Request →
Among the entries below, find how many lines carry the word "przypadki" and state only that figure.

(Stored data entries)
··········

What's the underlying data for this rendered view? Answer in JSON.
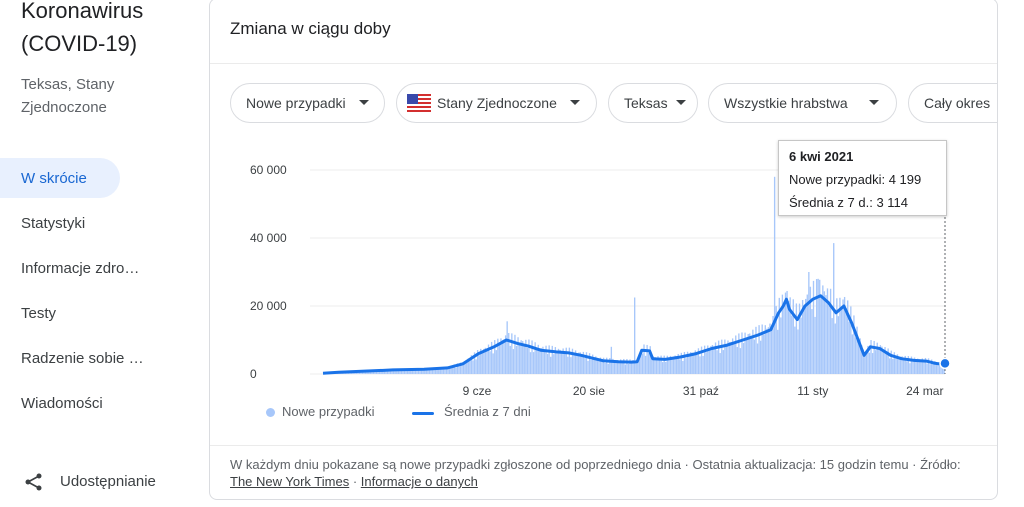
{
  "sidebar": {
    "title": "Koronawirus (COVID-19)",
    "subtitle": "Teksas, Stany Zjednoczone",
    "items": [
      {
        "label": "W skrócie",
        "active": true
      },
      {
        "label": "Statystyki"
      },
      {
        "label": "Informacje zdro…"
      },
      {
        "label": "Testy"
      },
      {
        "label": "Radzenie sobie …"
      },
      {
        "label": "Wiadomości"
      }
    ],
    "share_label": "Udostępnianie"
  },
  "card": {
    "title": "Zmiana w ciągu doby",
    "filters": {
      "metric": "Nowe przypadki",
      "country": "Stany Zjednoczone",
      "state": "Teksas",
      "county": "Wszystkie hrabstwa",
      "period": "Cały okres"
    },
    "tooltip": {
      "date": "6 kwi 2021",
      "new_cases": "Nowe przypadki: 4 199",
      "avg": "Średnia z 7 d.: 3 114"
    },
    "legend": {
      "bars": "Nowe przypadki",
      "line": "Średnia z 7 dni"
    },
    "footer": {
      "text1": "W każdym dniu pokazane są nowe przypadki zgłoszone od poprzedniego dnia · Ostatnia aktualizacja: 15 godzin temu · Źródło: ",
      "source_link": "The New York Times",
      "sep": " · ",
      "info_link": "Informacje o danych"
    }
  },
  "colors": {
    "bar": "#a7c7fa",
    "line": "#1a73e8",
    "active_nav_bg": "#e8f0fe",
    "active_nav_text": "#1967d2"
  },
  "chart_data": {
    "type": "bar",
    "ylim": [
      0,
      60000
    ],
    "yticks": [
      "60 000",
      "40 000",
      "20 000",
      "0"
    ],
    "ytick_values": [
      60000,
      40000,
      20000,
      0
    ],
    "xticks": [
      "9 cze",
      "20 sie",
      "31 paź",
      "11 sty",
      "24 mar"
    ],
    "xtick_days": [
      99,
      171,
      243,
      315,
      387
    ],
    "total_days": 400,
    "series": [
      {
        "name": "Średnia z 7 dni",
        "kind": "line",
        "points": [
          [
            0,
            200
          ],
          [
            10,
            500
          ],
          [
            25,
            800
          ],
          [
            45,
            1200
          ],
          [
            65,
            1400
          ],
          [
            80,
            1800
          ],
          [
            90,
            3000
          ],
          [
            100,
            6000
          ],
          [
            110,
            8000
          ],
          [
            118,
            10000
          ],
          [
            125,
            9000
          ],
          [
            132,
            8200
          ],
          [
            140,
            7000
          ],
          [
            150,
            6500
          ],
          [
            158,
            6200
          ],
          [
            166,
            5500
          ],
          [
            172,
            4800
          ],
          [
            180,
            3900
          ],
          [
            190,
            3600
          ],
          [
            198,
            3500
          ],
          [
            202,
            3600
          ],
          [
            205,
            7000
          ],
          [
            210,
            6800
          ],
          [
            212,
            4500
          ],
          [
            220,
            4300
          ],
          [
            230,
            5000
          ],
          [
            240,
            6000
          ],
          [
            250,
            7500
          ],
          [
            260,
            8500
          ],
          [
            270,
            10000
          ],
          [
            280,
            11500
          ],
          [
            288,
            13000
          ],
          [
            293,
            18000
          ],
          [
            296,
            20000
          ],
          [
            298,
            22000
          ],
          [
            300,
            19000
          ],
          [
            305,
            16000
          ],
          [
            310,
            20000
          ],
          [
            315,
            22000
          ],
          [
            320,
            23000
          ],
          [
            325,
            21000
          ],
          [
            330,
            18000
          ],
          [
            335,
            20000
          ],
          [
            340,
            15000
          ],
          [
            345,
            9000
          ],
          [
            348,
            5500
          ],
          [
            352,
            8000
          ],
          [
            358,
            7500
          ],
          [
            365,
            5500
          ],
          [
            372,
            4500
          ],
          [
            380,
            4000
          ],
          [
            388,
            3800
          ],
          [
            393,
            3200
          ],
          [
            396,
            3000
          ],
          [
            400,
            3114
          ]
        ]
      },
      {
        "name": "Nowe przypadki",
        "kind": "bars",
        "spikes": [
          [
            118,
            15500
          ],
          [
            185,
            8000
          ],
          [
            200,
            22500
          ],
          [
            290,
            58000
          ],
          [
            312,
            30000
          ],
          [
            318,
            28000
          ],
          [
            328,
            38500
          ]
        ]
      }
    ]
  }
}
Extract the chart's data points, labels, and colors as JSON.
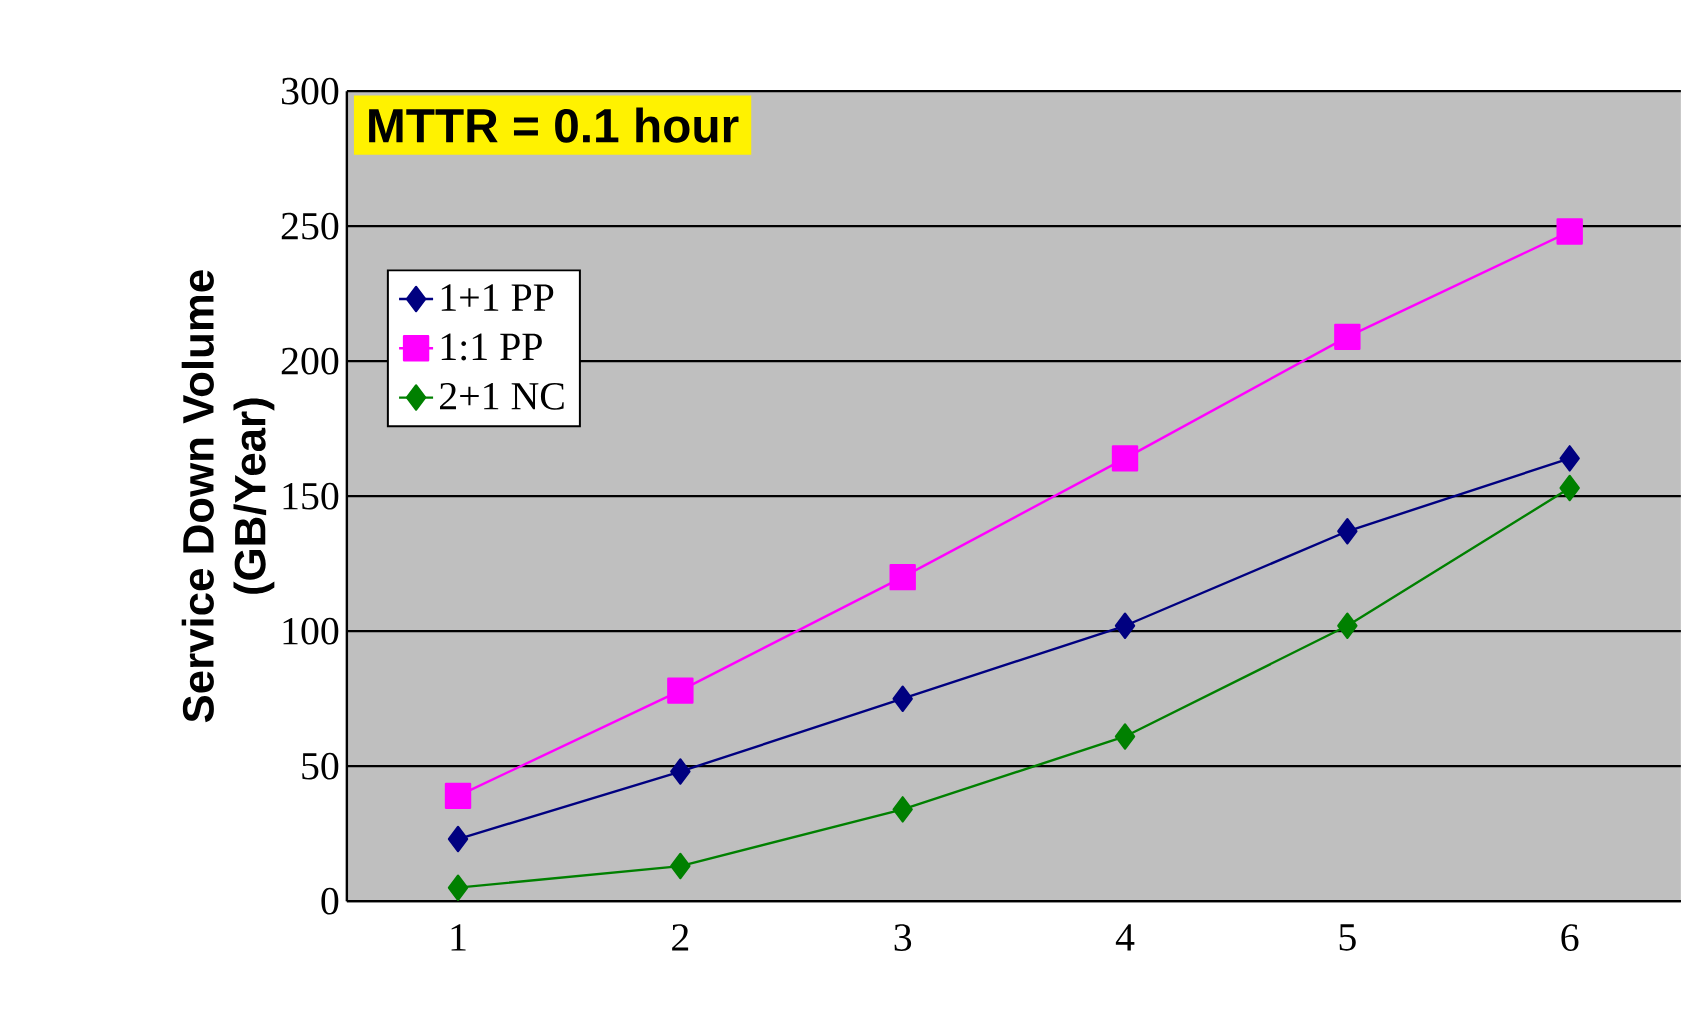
{
  "chart_data": {
    "type": "line",
    "ylabel": "Service Down Volume\n(GB/Year)",
    "categories": [
      "1",
      "2",
      "3",
      "4",
      "5",
      "6"
    ],
    "ylim": [
      0,
      300
    ],
    "yticks": [
      0,
      50,
      100,
      150,
      200,
      250,
      300
    ],
    "grid": "y",
    "legend": "left",
    "annotations": [
      "MTTR = 0.1 hour"
    ],
    "series": [
      {
        "name": "1+1 PP",
        "color": "#000080",
        "marker": "diamond",
        "values": [
          23,
          48,
          75,
          102,
          137,
          164
        ]
      },
      {
        "name": "1:1 PP",
        "color": "#ff00ff",
        "marker": "square",
        "values": [
          39,
          78,
          120,
          164,
          209,
          248
        ]
      },
      {
        "name": "2+1 NC",
        "color": "#008000",
        "marker": "diamond",
        "values": [
          5,
          13,
          34,
          61,
          102,
          153
        ]
      }
    ]
  }
}
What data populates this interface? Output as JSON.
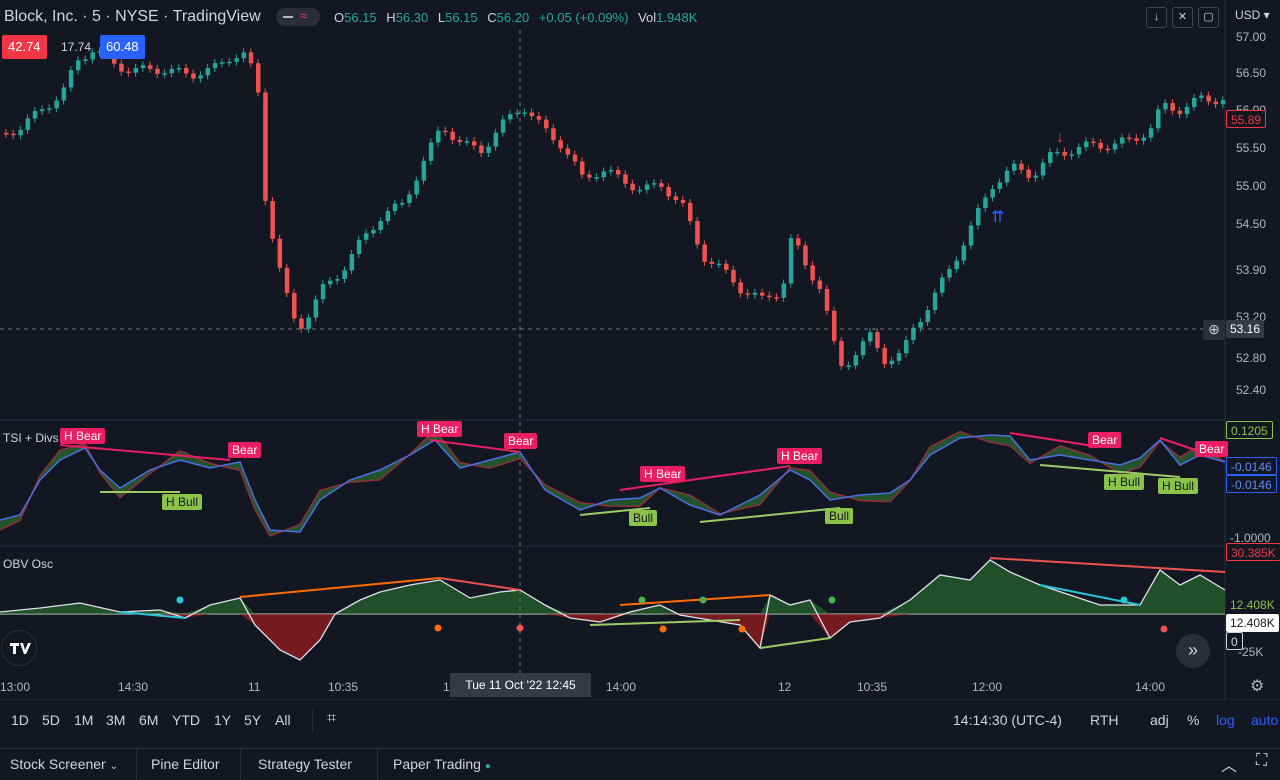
{
  "header": {
    "symbol_title": "Block, Inc. · 5 · NYSE · TradingView",
    "ohlc": {
      "o_label": "O",
      "o": "56.15",
      "h_label": "H",
      "h": "56.30",
      "l_label": "L",
      "l": "56.15",
      "c_label": "C",
      "c": "56.20",
      "change": "+0.05 (+0.09%)",
      "vol_label": "Vol",
      "vol": "1.948K"
    },
    "bid": "42.74",
    "spread": "17.74",
    "ask": "60.48",
    "currency": "USD"
  },
  "main_pane": {
    "price_ticks": [
      "57.00",
      "56.50",
      "56.00",
      "55.50",
      "55.00",
      "54.50",
      "53.90",
      "53.20",
      "52.80",
      "52.40"
    ],
    "last_price": "55.89",
    "crosshair_price": "53.16"
  },
  "tsi_pane": {
    "label": "TSI + Divs",
    "ticks": [
      "-1.0000"
    ],
    "value_tag_1": "0.1205",
    "value_tag_2": "-0.0146",
    "value_tag_3": "-0.0146",
    "divergence_labels": [
      {
        "text": "H Bear"
      },
      {
        "text": "Bear"
      },
      {
        "text": "H Bear"
      },
      {
        "text": "Bear"
      },
      {
        "text": "H Bear"
      },
      {
        "text": "H Bear"
      },
      {
        "text": "Bear"
      },
      {
        "text": "Bear"
      },
      {
        "text": "H Bull"
      },
      {
        "text": "Bull"
      },
      {
        "text": "Bull"
      },
      {
        "text": "H Bull"
      },
      {
        "text": "H Bull"
      }
    ]
  },
  "obv_pane": {
    "label": "OBV Osc",
    "tag_top": "30.385K",
    "tag_mid": "12.408K",
    "tag_value": "12.408K",
    "tag_zero": "0",
    "tick_bottom": "-25K"
  },
  "time_axis": {
    "labels": [
      "13:00",
      "14:30",
      "11",
      "10:35",
      "1",
      "14:00",
      "12",
      "10:35",
      "12:00",
      "14:00"
    ],
    "crosshair_time": "Tue 11 Oct '22  12:45"
  },
  "range_bar": {
    "ranges": [
      "1D",
      "5D",
      "1M",
      "3M",
      "6M",
      "YTD",
      "1Y",
      "5Y",
      "All"
    ],
    "clock": "14:14:30 (UTC-4)",
    "session": "RTH",
    "adj": "adj",
    "percent": "%",
    "log": "log",
    "auto": "auto"
  },
  "bottom_tabs": [
    "Stock Screener",
    "Pine Editor",
    "Strategy Tester",
    "Paper Trading"
  ],
  "colors": {
    "up": "#26a69a",
    "down": "#ef5350",
    "bg": "#131722",
    "bear_label": "#e91e63",
    "bull_label": "#8bc34a",
    "accent": "#2962ff"
  }
}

··········

Result of the exercise →
5